Material provided:
⁂
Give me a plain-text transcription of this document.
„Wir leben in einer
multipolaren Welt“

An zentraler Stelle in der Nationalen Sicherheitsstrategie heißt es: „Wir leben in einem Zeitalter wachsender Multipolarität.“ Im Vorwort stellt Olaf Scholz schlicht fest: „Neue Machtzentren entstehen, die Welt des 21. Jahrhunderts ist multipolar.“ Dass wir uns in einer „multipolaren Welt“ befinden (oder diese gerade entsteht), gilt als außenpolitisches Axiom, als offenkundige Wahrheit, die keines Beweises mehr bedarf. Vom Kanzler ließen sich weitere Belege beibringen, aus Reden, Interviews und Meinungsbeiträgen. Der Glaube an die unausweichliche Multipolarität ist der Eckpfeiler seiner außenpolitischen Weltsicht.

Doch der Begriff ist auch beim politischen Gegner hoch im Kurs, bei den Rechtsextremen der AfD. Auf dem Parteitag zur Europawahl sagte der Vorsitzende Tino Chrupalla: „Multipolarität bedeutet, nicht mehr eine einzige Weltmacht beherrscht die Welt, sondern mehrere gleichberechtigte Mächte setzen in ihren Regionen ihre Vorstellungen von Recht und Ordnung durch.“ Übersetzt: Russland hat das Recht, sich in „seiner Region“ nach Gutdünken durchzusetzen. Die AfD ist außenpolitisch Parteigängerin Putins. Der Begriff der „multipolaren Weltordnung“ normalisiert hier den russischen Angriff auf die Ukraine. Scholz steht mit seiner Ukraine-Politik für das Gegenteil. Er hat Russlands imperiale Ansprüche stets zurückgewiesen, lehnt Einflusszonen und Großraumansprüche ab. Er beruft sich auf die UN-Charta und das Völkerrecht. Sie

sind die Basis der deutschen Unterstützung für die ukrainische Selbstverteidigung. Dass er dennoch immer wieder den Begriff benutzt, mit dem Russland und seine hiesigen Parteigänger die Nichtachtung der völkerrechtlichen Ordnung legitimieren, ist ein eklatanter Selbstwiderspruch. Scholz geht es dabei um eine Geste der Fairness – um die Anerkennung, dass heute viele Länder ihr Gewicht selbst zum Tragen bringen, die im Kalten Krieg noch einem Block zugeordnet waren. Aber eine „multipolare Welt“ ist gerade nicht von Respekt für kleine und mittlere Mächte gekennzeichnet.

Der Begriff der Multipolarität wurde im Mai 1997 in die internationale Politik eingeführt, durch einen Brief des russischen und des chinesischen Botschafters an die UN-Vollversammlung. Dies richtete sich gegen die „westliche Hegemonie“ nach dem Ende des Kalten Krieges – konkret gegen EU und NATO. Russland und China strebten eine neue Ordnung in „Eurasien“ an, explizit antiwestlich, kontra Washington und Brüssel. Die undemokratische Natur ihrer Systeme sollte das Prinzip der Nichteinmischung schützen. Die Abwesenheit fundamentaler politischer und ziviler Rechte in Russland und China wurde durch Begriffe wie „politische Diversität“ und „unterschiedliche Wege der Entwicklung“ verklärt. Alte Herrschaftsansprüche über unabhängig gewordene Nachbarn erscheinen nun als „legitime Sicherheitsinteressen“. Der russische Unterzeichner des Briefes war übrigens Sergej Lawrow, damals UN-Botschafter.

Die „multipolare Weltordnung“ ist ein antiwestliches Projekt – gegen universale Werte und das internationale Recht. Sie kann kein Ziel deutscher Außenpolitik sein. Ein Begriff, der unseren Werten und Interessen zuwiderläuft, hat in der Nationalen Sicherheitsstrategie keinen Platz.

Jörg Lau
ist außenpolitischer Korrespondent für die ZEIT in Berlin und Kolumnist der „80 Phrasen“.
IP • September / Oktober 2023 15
⁂
Return the listing above in its exact form.

Give me a plain-text transcription of this document.
„Wir leben in einer
multipolaren Welt“

An zentraler Stelle in der Nationalen Sicherheitsstrategie heißt es: „Wir leben in einem Zeitalter wachsender Multipolarität.“ Im Vorwort stellt Olaf Scholz schlicht fest: „Neue Machtzentren entstehen, die Welt des 21. Jahrhunderts ist multipolar.“ Dass wir uns in einer „multipolaren Welt“ befinden (oder diese gerade entsteht), gilt als außenpolitisches Axiom, als offenkundige Wahrheit, die keines Beweises mehr bedarf. Vom Kanzler ließen sich weitere Belege beibringen, aus Reden, Interviews und Meinungsbeiträgen. Der Glaube an die unausweichliche Multipolarität ist der Eckpfeiler seiner außenpolitischen Weltsicht.

Doch der Begriff ist auch beim politischen Gegner hoch im Kurs, bei den Rechtsextremen der AfD. Auf dem Parteitag zur Europawahl sagte der Vorsitzende Tino Chrupalla: „Multipolarität bedeutet, nicht mehr eine einzige Weltmacht beherrscht die Welt, sondern mehrere gleichberechtigte Mächte setzen in ihren Regionen ihre Vorstellungen von Recht und Ordnung durch.“ Übersetzt: Russland hat das Recht, sich in „seiner Region“ nach Gutdünken durchzusetzen. Die AfD ist außenpolitisch Parteigängerin Putins. Der Begriff der „multipolaren Weltordnung“ normalisiert hier den russischen Angriff auf die Ukraine. Scholz steht mit seiner Ukraine-Politik für das Gegenteil. Er hat Russlands imperiale Ansprüche stets zurückgewiesen, lehnt Einflusszonen und Großraumansprüche ab. Er beruft sich auf die UN-Charta und das Völkerrecht. Sie

sind die Basis der deutschen Unterstützung für die ukrainische Selbstverteidigung. Dass er dennoch immer wieder den Begriff benutzt, mit dem Russland und seine hiesigen Parteigänger die Nichtachtung der völkerrechtlichen Ordnung legitimieren, ist ein eklatanter Selbstwiderspruch. Scholz geht es dabei um eine Geste der Fairness – um die Anerkennung, dass heute viele Länder ihr Gewicht selbst zum Tragen bringen, die im Kalten Krieg noch einem Block zugeordnet waren. Aber eine „multipolare Welt“ ist gerade nicht von Respekt für kleine und mittlere Mächte gekennzeichnet.

Der Begriff der Multipolarität wurde im Mai 1997 in die internationale Politik eingeführt, durch einen Brief des russischen und des chinesischen Botschafters an die UN-Vollversammlung. Dies richtete sich gegen die „westliche Hegemonie“ nach dem Ende des Kalten Krieges – konkret gegen EU und NATO. Russland und China strebten eine neue Ordnung in „Eurasien“ an, explizit antiwestlich, kontra Washington und Brüssel. Die undemokratische Natur ihrer Systeme sollte das Prinzip der Nichteinmischung schützen. Die Abwesenheit fundamentaler politischer und ziviler Rechte in Russland und China wurde durch Begriffe wie „politische Diversität“ und „unterschiedliche Wege der Entwicklung“ verklärt. Alte Herrschaftsansprüche über unabhängig gewordene Nachbarn erscheinen nun als „legitime Sicherheitsinteressen“. Der russische Unterzeichner des Briefes war übrigens Sergej Lawrow, damals UN-Botschafter.

Die „multipolare Weltordnung“ ist ein antiwestliches Projekt – gegen universale Werte und das internationale Recht. Sie kann kein Ziel deutscher Außenpolitik sein. Ein Begriff, der unseren Werten und Interessen zuwiderläuft, hat in der Nationalen Sicherheitsstrategie keinen Platz.

Jörg Lau
ist außenpolitischer Korrespondent für die ZEIT in Berlin und Kolumnist der „80 Phrasen“.
IP • September / Oktober 2023 15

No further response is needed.